Exercise details: Going through the entries below, count each line that holds "reduction" and give only the total.

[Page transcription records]

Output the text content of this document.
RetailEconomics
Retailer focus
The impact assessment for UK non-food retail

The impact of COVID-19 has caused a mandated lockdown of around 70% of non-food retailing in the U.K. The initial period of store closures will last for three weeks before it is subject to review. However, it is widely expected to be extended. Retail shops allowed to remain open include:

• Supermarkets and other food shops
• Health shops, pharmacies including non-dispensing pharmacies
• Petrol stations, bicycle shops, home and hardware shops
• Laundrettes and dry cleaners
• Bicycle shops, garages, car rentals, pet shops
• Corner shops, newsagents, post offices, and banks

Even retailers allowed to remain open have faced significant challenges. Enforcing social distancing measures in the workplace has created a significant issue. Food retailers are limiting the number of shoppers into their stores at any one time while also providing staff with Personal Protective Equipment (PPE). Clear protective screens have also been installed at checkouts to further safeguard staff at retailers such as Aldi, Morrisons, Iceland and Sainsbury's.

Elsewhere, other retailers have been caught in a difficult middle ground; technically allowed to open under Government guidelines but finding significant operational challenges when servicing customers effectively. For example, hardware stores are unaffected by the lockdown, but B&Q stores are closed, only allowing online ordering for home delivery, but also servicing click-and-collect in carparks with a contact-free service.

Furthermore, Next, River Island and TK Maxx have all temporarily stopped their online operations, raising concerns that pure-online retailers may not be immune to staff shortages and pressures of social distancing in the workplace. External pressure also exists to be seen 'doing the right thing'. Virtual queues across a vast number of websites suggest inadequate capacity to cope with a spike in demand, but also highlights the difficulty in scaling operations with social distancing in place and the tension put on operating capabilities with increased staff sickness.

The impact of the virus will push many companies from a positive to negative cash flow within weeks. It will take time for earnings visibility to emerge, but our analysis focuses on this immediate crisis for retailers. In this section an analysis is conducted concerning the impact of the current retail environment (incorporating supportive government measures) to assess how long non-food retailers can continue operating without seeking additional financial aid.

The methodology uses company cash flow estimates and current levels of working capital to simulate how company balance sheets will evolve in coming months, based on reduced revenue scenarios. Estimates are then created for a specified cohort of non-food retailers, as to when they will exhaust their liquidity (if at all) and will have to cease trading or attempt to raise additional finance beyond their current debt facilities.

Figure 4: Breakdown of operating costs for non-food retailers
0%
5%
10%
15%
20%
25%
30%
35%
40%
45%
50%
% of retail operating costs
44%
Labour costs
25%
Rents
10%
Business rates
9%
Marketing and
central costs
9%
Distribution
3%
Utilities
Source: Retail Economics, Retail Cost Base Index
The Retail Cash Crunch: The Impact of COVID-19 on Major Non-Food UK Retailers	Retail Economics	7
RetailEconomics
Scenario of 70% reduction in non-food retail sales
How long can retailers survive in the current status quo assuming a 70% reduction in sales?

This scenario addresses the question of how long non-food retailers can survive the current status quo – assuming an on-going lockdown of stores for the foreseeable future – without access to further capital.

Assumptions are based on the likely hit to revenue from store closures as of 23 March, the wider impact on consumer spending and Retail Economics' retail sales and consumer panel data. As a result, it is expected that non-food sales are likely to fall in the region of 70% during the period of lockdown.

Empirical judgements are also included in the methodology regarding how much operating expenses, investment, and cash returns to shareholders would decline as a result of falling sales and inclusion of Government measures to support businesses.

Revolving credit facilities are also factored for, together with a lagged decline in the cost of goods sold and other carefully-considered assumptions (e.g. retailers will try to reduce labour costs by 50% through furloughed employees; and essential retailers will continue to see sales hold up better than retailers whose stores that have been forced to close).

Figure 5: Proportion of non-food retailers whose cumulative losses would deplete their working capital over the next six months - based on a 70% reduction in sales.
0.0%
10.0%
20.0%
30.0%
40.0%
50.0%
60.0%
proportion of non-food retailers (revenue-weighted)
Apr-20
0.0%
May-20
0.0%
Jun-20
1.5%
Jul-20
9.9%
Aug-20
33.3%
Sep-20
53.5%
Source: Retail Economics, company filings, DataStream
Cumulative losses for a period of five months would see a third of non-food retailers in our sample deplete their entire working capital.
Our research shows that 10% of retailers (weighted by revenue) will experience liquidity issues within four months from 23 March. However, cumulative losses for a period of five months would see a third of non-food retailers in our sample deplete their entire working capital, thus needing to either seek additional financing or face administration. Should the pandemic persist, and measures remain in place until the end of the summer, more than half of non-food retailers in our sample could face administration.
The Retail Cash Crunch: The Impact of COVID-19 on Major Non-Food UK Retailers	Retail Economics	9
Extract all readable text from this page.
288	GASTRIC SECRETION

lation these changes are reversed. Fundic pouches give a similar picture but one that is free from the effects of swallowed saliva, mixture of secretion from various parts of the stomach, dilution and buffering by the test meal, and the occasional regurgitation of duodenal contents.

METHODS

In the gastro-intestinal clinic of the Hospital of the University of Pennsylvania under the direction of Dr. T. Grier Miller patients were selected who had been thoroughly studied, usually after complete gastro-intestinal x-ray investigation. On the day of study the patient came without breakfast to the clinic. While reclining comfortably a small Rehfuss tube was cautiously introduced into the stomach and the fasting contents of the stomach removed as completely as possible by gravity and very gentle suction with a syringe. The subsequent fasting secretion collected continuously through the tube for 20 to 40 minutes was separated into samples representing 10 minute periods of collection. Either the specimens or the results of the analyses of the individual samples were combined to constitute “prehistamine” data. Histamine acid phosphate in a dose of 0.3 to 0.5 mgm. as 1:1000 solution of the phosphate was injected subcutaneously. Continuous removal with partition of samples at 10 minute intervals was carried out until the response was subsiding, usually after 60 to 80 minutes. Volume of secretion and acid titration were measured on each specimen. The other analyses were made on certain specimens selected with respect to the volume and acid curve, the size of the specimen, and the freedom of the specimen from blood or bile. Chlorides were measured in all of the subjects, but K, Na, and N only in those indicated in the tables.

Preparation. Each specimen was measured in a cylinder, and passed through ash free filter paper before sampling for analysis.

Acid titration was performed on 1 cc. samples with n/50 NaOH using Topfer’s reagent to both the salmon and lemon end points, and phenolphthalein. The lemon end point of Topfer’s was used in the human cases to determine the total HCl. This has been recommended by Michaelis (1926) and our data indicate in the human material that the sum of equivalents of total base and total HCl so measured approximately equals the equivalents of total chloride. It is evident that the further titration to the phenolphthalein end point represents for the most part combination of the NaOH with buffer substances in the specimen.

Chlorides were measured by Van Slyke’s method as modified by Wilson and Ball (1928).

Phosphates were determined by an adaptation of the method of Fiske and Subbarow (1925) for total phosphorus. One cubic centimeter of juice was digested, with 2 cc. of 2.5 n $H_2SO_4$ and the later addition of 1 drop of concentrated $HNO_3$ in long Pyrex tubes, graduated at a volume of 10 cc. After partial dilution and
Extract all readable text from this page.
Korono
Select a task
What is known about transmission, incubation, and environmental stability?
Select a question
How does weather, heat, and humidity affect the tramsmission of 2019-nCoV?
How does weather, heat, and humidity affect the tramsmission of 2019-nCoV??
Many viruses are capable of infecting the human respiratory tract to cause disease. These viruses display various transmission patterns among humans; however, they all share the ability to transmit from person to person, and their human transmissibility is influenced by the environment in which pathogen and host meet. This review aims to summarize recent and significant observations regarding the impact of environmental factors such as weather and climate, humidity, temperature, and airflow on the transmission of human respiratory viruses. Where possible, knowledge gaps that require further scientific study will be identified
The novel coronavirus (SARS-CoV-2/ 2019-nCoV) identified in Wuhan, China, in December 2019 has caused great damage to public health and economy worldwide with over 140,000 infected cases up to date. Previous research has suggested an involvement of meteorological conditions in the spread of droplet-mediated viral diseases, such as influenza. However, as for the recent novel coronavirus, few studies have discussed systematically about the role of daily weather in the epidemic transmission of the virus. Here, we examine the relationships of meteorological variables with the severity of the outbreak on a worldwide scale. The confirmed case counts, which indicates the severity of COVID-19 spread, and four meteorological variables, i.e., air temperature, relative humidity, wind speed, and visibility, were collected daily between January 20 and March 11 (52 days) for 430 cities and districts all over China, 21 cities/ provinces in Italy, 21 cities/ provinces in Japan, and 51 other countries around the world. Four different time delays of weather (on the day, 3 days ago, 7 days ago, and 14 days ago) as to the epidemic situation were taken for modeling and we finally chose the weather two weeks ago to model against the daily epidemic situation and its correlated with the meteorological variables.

Result of the task: 3